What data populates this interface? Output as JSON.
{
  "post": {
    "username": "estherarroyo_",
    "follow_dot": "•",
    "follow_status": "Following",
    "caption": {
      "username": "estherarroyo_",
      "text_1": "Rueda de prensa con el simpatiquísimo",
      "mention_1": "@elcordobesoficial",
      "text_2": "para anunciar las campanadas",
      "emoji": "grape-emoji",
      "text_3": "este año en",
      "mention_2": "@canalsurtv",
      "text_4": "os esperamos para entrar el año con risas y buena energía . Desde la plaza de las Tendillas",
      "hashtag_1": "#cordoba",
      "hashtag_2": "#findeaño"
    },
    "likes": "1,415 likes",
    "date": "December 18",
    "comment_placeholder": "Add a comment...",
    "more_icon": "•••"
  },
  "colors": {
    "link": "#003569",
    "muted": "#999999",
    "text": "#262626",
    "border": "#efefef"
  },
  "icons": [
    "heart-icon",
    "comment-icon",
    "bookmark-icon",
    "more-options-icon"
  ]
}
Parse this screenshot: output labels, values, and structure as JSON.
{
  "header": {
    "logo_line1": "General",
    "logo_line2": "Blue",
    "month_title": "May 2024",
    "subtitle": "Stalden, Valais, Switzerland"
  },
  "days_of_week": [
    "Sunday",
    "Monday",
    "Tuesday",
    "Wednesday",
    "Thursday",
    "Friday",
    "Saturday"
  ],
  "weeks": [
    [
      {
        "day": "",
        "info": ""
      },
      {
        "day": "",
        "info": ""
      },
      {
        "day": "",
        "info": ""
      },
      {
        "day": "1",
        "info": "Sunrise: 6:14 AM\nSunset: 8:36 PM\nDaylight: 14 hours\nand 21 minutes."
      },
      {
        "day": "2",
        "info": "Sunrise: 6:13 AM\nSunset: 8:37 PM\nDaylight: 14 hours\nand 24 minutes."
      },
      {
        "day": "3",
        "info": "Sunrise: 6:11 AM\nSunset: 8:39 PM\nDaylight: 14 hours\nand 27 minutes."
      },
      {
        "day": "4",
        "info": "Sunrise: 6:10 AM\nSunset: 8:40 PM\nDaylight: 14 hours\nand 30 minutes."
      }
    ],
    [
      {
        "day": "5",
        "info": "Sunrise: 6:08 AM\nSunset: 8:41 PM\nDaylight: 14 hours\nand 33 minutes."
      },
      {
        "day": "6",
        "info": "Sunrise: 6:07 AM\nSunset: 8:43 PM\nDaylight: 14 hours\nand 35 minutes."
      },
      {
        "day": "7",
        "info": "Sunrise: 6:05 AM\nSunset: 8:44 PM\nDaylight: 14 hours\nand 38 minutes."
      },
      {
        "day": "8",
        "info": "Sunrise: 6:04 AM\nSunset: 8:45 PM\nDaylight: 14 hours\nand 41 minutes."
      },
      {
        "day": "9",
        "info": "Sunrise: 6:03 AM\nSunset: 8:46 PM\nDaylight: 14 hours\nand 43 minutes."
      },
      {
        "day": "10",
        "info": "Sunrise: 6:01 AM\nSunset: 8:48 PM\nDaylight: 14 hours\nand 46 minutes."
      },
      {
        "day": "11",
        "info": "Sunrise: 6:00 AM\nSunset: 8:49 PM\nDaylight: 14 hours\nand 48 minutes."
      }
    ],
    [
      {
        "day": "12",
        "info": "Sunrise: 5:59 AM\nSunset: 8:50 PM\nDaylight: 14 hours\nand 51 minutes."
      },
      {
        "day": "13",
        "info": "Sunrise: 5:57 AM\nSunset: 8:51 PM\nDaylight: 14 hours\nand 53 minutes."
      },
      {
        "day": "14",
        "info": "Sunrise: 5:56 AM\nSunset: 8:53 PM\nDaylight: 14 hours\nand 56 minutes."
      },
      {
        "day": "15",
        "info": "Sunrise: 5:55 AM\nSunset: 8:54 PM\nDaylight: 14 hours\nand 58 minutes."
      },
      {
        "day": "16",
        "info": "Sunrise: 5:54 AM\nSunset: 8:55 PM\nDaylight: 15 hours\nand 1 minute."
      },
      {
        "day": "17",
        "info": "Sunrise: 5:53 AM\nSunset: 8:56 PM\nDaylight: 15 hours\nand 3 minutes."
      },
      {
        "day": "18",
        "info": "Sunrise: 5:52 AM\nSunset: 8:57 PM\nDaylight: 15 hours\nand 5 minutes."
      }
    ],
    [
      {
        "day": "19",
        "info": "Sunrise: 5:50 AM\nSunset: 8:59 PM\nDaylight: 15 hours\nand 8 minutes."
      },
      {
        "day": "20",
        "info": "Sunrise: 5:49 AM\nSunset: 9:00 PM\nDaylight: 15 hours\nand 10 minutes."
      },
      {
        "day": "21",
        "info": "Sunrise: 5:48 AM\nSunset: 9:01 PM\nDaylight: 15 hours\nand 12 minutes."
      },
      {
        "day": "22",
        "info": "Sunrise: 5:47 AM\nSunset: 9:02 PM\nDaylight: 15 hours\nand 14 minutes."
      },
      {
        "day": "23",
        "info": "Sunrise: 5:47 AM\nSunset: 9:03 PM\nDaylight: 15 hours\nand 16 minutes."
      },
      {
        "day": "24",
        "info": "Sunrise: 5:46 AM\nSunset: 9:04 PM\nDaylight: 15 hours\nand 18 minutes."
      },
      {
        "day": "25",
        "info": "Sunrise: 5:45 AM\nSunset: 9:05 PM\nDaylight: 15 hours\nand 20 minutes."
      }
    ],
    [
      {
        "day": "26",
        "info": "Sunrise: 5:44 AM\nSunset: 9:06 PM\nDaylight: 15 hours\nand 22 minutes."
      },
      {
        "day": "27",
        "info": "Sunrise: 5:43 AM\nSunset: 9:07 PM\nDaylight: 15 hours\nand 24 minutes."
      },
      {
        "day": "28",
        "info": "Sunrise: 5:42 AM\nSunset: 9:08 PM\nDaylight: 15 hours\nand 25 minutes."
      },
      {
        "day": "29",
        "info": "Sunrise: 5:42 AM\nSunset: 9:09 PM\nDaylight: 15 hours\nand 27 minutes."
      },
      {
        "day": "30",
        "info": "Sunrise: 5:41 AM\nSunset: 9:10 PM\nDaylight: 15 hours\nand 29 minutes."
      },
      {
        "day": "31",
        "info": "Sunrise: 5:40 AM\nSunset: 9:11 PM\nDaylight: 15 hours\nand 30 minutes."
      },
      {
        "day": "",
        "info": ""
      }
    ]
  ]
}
------------------------------------------------------------
:: TASK ::
Copy out each line of the entries that holds "username".

:: TASK SOLUTION ::
    "username": "estherarroyo_",
      "username": "estherarroyo_",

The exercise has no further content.